What needs to be done
Locate each line containing the string "Предоставление" and copy it out.

*** Information shown ***

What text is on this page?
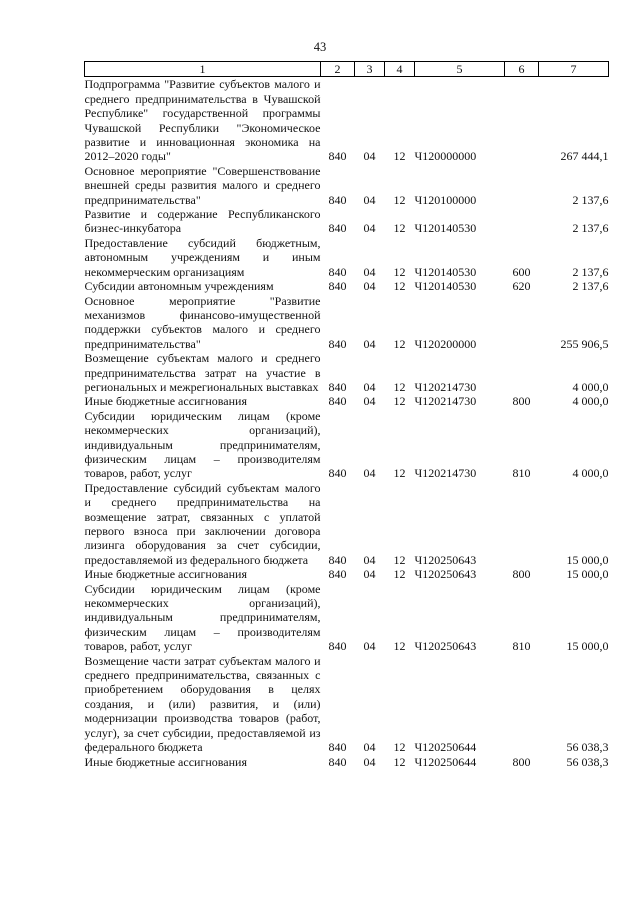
43
1	2	3	4	5	6	7
Подпрограмма "Развитие субъектов малого и среднего предпринимательства в Чувашской Республике" государственной программы Чувашской Республики "Экономическое развитие и инновационная экономика на 2012–2020 годы"	840	04	12	Ч120000000		267 444,1
Основное мероприятие "Совершенствование внешней среды развития малого и среднего предпринимательства"	840	04	12	Ч120100000		2 137,6
Развитие и содержание Республиканского бизнес-инкубатора	840	04	12	Ч120140530		2 137,6
Предоставление субсидий бюджетным, автономным учреждениям и иным некоммерческим организациям	840	04	12	Ч120140530	600	2 137,6
Субсидии автономным учреждениям	840	04	12	Ч120140530	620	2 137,6
Основное мероприятие "Развитие механизмов финансово-имущественной поддержки субъектов малого и среднего предпринимательства"	840	04	12	Ч120200000		255 906,5
Возмещение субъектам малого и среднего предпринимательства затрат на участие в региональных и межрегиональных выставках	840	04	12	Ч120214730		4 000,0
Иные бюджетные ассигнования	840	04	12	Ч120214730	800	4 000,0
Субсидии юридическим лицам (кроме некоммерческих организаций), индивидуальным предпринимателям, физическим лицам – производителям товаров, работ, услуг	840	04	12	Ч120214730	810	4 000,0
Предоставление субсидий субъектам малого и среднего предпринимательства на возмещение затрат, связанных с уплатой первого взноса при заключении договора лизинга оборудования за счет субсидии, предоставляемой из федерального бюджета	840	04	12	Ч120250643		15 000,0
Иные бюджетные ассигнования	840	04	12	Ч120250643	800	15 000,0
Субсидии юридическим лицам (кроме некоммерческих организаций), индивидуальным предпринимателям, физическим лицам – производителям товаров, работ, услуг	840	04	12	Ч120250643	810	15 000,0
Возмещение части затрат субъектам малого и среднего предпринимательства, связанных с приобретением оборудования в целях создания, и (или) развития, и (или) модернизации производства товаров (работ, услуг), за счет субсидии, предоставляемой из федерального бюджета	840	04	12	Ч120250644		56 038,3
Иные бюджетные ассигнования	840	04	12	Ч120250644	800	56 038,3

***

Completed task
Предоставление субсидий бюджетным, автономным учреждениям и иным некоммерческим организациям	840	04	12	Ч120140530	600	2 137,6
Предоставление субсидий субъектам малого и среднего предпринимательства на возмещение затрат, связанных с уплатой первого взноса при заключении договора лизинга оборудования за счет субсидии, предоставляемой из федерального бюджета	840	04	12	Ч120250643		15 000,0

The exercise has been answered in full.